*Requirements*. Every line below that includes "false" counts toward the total. Report that total alone.

*Provided data*.
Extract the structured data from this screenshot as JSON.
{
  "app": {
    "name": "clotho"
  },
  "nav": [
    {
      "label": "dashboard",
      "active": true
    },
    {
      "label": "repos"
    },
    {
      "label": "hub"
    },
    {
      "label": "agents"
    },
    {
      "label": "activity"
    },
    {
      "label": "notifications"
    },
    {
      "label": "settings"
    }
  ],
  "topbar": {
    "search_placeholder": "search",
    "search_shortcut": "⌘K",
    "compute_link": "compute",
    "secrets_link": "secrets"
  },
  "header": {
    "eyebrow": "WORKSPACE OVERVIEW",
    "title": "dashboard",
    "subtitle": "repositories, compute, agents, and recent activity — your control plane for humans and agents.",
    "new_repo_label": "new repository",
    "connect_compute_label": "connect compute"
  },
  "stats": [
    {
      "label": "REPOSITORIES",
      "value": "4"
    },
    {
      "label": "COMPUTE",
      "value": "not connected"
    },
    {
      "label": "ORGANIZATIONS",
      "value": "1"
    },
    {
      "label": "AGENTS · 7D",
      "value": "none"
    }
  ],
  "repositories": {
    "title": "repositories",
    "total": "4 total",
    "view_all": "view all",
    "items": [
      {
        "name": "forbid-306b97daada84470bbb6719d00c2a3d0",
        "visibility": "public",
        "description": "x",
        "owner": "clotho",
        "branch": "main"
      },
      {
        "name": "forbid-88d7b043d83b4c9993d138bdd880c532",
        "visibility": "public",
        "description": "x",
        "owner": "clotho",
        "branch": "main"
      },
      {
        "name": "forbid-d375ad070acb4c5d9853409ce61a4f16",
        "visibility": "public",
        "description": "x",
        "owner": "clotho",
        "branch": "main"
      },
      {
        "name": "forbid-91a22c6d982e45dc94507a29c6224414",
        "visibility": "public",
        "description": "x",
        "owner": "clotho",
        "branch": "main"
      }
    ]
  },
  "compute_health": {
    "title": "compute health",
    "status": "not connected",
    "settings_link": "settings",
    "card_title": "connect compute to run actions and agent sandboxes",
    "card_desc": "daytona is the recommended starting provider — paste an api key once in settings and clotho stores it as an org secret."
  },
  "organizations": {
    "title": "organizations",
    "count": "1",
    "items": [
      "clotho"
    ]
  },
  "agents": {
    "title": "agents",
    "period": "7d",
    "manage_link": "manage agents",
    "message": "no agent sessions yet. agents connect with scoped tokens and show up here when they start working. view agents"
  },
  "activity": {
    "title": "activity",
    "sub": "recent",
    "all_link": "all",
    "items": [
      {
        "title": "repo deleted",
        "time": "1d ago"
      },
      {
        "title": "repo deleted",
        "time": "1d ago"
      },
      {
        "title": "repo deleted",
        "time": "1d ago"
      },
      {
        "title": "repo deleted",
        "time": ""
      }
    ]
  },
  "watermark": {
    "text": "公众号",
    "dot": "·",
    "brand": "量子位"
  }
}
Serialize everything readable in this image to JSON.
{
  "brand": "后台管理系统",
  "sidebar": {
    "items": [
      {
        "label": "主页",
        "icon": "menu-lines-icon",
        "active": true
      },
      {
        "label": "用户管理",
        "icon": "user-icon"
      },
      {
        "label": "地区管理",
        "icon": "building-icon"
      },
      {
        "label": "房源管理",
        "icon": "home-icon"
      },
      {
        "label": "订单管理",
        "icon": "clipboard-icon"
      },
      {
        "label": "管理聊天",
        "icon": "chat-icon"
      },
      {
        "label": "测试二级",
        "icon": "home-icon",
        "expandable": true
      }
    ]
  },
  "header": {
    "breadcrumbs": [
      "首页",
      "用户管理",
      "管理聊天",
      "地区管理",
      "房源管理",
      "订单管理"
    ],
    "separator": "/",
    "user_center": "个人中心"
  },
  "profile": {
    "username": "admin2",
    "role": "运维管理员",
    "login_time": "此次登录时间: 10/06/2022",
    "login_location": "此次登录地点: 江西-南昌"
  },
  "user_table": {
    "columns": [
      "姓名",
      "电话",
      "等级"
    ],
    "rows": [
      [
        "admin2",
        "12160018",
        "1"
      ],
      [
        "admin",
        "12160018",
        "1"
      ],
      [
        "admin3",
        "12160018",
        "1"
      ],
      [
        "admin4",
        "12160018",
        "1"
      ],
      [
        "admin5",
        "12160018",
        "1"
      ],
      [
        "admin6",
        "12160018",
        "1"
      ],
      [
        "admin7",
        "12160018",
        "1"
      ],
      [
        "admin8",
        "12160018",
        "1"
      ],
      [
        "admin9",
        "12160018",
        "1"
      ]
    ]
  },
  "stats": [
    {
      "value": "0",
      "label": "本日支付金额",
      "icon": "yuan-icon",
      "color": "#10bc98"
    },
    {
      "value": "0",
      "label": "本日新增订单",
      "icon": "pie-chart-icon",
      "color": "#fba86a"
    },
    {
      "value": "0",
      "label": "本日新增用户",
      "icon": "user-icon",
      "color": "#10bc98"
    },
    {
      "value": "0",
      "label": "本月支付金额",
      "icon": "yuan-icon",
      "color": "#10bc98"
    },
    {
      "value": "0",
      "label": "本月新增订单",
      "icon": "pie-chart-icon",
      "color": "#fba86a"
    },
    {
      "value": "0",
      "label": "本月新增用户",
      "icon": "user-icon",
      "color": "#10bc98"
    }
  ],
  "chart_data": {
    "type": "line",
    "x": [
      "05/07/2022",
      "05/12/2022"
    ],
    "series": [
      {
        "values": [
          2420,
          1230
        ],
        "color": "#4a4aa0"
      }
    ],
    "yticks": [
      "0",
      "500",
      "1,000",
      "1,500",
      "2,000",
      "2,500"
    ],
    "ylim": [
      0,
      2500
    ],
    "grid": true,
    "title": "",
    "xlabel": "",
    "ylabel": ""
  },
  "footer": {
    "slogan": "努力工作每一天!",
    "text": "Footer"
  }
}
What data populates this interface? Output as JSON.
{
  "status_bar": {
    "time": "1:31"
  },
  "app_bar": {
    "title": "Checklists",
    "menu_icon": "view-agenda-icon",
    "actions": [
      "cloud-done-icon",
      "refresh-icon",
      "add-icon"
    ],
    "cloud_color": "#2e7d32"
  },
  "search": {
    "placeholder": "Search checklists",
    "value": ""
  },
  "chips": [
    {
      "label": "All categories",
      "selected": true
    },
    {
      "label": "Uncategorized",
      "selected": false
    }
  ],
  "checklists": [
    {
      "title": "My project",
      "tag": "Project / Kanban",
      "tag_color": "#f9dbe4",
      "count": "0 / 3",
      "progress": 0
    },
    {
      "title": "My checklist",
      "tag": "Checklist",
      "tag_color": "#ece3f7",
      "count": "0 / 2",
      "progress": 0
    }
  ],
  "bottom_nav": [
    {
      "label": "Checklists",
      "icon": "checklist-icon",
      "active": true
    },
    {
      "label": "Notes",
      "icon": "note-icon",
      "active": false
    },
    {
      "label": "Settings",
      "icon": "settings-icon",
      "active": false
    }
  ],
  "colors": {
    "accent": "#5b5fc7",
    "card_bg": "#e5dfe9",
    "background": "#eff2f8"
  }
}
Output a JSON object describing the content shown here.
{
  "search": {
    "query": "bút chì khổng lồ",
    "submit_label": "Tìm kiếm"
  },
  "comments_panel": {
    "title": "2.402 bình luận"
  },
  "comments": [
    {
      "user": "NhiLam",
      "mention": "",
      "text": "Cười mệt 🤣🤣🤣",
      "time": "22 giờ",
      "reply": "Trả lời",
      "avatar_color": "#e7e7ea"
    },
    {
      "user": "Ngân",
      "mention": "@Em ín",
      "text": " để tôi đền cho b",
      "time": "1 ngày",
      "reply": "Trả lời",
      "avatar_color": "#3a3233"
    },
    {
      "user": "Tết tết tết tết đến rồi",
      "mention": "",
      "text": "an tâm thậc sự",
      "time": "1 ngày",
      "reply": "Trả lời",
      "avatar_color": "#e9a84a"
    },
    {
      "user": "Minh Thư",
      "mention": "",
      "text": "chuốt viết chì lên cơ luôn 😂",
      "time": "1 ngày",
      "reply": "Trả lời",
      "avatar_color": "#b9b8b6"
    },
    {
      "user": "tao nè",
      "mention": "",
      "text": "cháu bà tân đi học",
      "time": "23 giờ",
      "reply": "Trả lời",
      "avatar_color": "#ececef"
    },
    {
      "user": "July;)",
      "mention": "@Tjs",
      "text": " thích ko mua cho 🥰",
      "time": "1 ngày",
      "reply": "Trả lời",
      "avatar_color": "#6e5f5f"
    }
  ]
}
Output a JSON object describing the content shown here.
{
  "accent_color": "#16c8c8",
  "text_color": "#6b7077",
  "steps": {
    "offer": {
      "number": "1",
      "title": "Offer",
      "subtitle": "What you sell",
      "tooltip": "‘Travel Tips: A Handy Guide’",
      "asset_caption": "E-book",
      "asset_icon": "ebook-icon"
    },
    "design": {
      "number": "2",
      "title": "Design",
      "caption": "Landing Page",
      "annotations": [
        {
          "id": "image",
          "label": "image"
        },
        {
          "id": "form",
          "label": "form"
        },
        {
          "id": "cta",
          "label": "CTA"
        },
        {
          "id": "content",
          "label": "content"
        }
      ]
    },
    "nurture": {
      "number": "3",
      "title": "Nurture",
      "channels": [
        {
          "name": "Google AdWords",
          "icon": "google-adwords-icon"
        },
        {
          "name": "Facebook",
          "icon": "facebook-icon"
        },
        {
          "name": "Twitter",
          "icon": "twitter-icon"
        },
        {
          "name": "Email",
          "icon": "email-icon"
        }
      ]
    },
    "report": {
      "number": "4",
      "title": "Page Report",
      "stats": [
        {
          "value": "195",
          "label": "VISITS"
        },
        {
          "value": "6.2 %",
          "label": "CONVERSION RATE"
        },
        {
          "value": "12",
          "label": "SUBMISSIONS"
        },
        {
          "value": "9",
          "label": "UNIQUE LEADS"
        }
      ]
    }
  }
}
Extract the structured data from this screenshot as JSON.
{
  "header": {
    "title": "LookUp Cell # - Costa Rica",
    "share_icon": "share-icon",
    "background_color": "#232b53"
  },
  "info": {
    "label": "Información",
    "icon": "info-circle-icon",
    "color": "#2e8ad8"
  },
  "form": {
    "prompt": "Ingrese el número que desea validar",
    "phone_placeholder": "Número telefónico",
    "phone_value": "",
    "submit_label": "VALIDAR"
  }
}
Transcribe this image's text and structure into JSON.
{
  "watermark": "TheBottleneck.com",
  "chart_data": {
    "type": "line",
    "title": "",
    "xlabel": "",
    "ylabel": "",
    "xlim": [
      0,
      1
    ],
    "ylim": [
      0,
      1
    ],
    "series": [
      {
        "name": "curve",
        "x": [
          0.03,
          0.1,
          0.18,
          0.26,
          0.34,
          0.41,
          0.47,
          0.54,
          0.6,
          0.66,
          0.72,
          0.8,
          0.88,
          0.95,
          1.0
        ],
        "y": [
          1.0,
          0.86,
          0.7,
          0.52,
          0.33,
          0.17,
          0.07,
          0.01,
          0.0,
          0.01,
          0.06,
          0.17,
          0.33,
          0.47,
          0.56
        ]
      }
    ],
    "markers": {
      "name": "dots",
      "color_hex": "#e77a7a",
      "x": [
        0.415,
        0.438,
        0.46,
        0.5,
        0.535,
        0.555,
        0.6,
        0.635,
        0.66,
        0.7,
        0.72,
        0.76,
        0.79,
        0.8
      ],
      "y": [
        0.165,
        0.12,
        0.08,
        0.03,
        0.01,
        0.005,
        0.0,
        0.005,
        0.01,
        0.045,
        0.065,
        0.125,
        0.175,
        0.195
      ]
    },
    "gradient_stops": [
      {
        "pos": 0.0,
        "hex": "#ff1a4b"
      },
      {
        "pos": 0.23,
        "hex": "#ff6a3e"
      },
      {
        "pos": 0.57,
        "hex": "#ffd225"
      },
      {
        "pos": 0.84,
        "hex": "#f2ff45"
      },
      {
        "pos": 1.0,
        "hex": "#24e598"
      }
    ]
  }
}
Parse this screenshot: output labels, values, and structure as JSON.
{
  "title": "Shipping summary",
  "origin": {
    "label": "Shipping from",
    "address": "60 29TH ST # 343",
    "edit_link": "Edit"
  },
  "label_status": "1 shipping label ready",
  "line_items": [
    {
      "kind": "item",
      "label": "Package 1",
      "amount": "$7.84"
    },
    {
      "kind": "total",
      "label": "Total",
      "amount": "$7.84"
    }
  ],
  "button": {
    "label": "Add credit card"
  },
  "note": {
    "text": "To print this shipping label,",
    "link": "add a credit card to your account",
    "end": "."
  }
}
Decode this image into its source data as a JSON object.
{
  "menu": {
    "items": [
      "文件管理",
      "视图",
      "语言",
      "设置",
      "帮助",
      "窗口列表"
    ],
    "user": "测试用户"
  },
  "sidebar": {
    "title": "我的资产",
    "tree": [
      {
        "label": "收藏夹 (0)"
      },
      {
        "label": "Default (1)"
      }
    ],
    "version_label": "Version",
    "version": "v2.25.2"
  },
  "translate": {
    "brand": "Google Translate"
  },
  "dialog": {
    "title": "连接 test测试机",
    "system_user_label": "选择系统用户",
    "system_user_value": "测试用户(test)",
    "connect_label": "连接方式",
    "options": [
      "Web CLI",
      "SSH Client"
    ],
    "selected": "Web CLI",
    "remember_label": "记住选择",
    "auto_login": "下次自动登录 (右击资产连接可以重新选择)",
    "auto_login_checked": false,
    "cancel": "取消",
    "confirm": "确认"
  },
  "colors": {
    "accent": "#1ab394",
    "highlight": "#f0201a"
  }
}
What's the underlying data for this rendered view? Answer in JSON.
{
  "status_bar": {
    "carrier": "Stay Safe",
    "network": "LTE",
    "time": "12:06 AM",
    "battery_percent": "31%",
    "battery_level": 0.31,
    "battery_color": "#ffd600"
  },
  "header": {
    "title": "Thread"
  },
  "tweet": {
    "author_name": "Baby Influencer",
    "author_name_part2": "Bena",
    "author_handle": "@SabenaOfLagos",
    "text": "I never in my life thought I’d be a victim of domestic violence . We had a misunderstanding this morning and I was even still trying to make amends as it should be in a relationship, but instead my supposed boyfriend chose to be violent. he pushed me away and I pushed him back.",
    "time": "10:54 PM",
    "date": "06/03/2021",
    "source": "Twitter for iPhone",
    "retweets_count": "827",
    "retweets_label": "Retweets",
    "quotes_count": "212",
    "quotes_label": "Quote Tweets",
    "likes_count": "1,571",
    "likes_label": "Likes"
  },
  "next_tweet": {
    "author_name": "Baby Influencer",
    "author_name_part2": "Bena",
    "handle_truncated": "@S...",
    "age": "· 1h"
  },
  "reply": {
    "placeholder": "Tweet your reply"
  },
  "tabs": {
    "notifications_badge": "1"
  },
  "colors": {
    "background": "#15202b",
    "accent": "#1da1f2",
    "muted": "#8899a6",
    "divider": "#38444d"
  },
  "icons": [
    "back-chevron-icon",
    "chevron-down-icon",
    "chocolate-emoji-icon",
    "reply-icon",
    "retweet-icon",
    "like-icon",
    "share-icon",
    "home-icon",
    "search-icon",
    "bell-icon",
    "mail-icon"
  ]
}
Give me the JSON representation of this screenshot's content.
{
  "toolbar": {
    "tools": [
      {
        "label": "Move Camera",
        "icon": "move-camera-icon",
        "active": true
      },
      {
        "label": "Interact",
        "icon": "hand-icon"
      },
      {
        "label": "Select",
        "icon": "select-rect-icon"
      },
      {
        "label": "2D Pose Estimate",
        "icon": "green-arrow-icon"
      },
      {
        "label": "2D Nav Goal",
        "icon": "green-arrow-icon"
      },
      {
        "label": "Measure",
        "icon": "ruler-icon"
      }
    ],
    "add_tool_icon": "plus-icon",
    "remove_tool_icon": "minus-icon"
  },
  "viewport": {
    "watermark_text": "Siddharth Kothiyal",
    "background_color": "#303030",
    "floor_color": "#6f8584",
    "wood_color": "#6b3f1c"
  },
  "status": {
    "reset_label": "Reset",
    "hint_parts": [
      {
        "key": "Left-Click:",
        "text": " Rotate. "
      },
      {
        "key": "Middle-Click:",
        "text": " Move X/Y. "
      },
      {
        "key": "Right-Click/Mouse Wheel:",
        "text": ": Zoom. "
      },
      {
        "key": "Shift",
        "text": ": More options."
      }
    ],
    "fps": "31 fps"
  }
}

*Response to this exercise*. 4